──────── INPUT FOR THIS TASK ────────
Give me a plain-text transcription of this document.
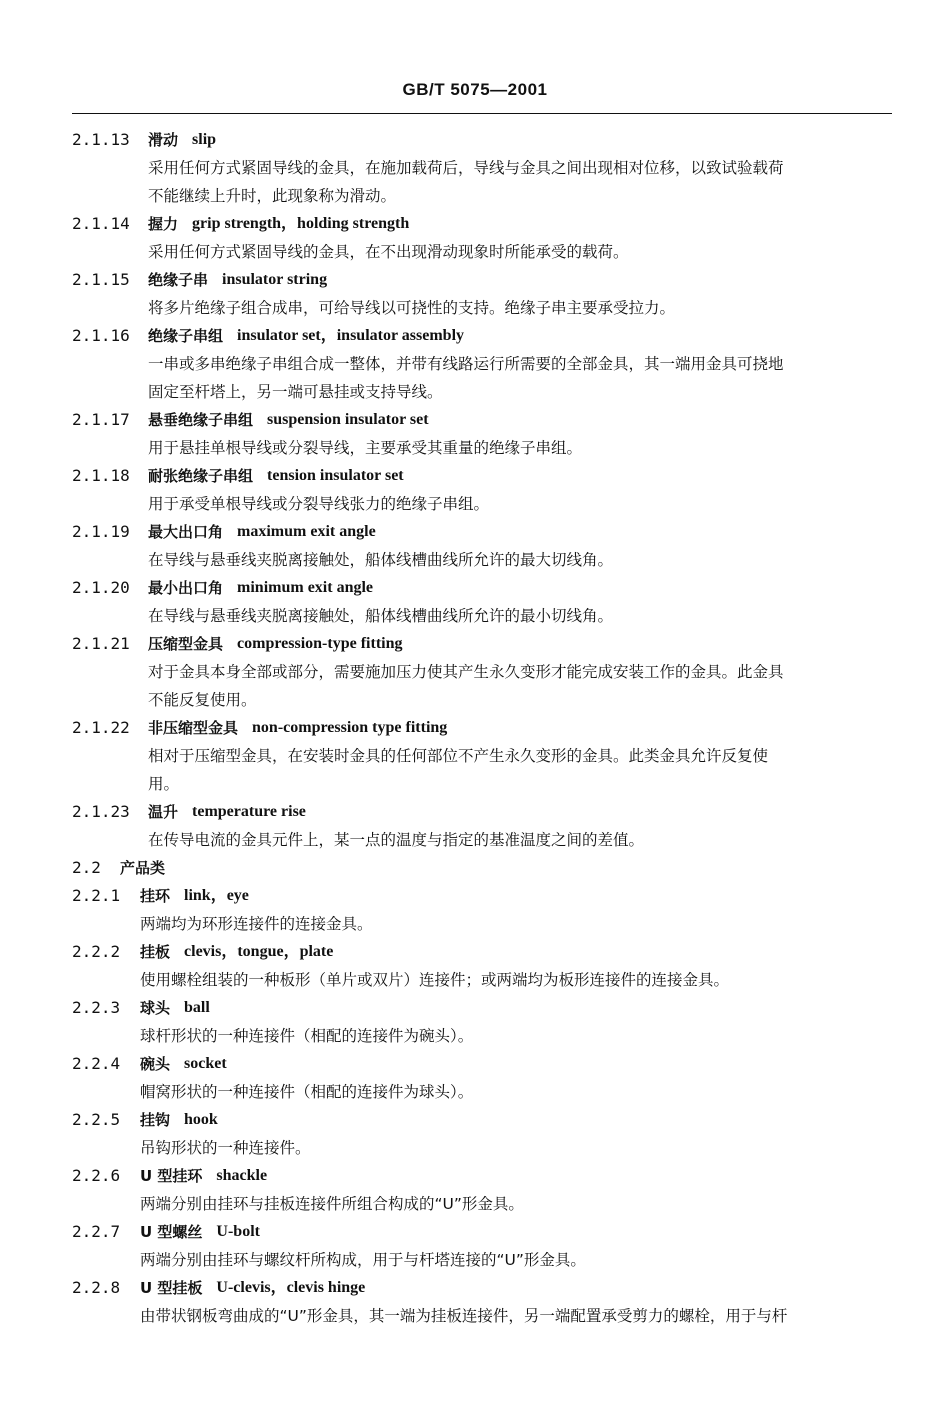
GB/T 5075—2001
2.1.13 滑动 slip
采用任何方式紧固导线的金具，在施加载荷后，导线与金具之间出现相对位移，以致试验载荷
不能继续上升时，此现象称为滑动。
2.1.14 握力 grip strength，holding strength
采用任何方式紧固导线的金具，在不出现滑动现象时所能承受的载荷。
2.1.15 绝缘子串 insulator string
将多片绝缘子组合成串，可给导线以可挠性的支持。绝缘子串主要承受拉力。
2.1.16 绝缘子串组 insulator set，insulator assembly
一串或多串绝缘子串组合成一整体，并带有线路运行所需要的全部金具，其一端用金具可挠地
固定至杆塔上，另一端可悬挂或支持导线。
2.1.17 悬垂绝缘子串组 suspension insulator set
用于悬挂单根导线或分裂导线，主要承受其重量的绝缘子串组。
2.1.18 耐张绝缘子串组 tension insulator set
用于承受单根导线或分裂导线张力的绝缘子串组。
2.1.19 最大出口角 maximum exit angle
在导线与悬垂线夹脱离接触处，船体线槽曲线所允许的最大切线角。
2.1.20 最小出口角 minimum exit angle
在导线与悬垂线夹脱离接触处，船体线槽曲线所允许的最小切线角。
2.1.21 压缩型金具 compression-type fitting
对于金具本身全部或部分，需要施加压力使其产生永久变形才能完成安装工作的金具。此金具
不能反复使用。
2.1.22 非压缩型金具 non-compression type fitting
相对于压缩型金具，在安装时金具的任何部位不产生永久变形的金具。此类金具允许反复使
用。
2.1.23 温升 temperature rise
在传导电流的金具元件上，某一点的温度与指定的基准温度之间的差值。
2.2 产品类
2.2.1 挂环 link，eye
两端均为环形连接件的连接金具。
2.2.2 挂板 clevis，tongue，plate
使用螺栓组装的一种板形（单片或双片）连接件；或两端均为板形连接件的连接金具。
2.2.3 球头 ball
球杆形状的一种连接件（相配的连接件为碗头）。
2.2.4 碗头 socket
帽窝形状的一种连接件（相配的连接件为球头）。
2.2.5 挂钩 hook
吊钩形状的一种连接件。
2.2.6 U 型挂环 shackle
两端分别由挂环与挂板连接件所组合构成的“U”形金具。
2.2.7 U 型螺丝 U-bolt
两端分别由挂环与螺纹杆所构成，用于与杆塔连接的“U”形金具。
2.2.8 U 型挂板 U-clevis，clevis hinge
由带状钢板弯曲成的“U”形金具，其一端为挂板连接件，另一端配置承受剪力的螺栓，用于与杆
────────
Within the listing above, copy each line that has the string "type".

» **FINAL RESULT**:
2.1.21 压缩型金具 compression-type fitting
2.1.22 非压缩型金具 non-compression type fitting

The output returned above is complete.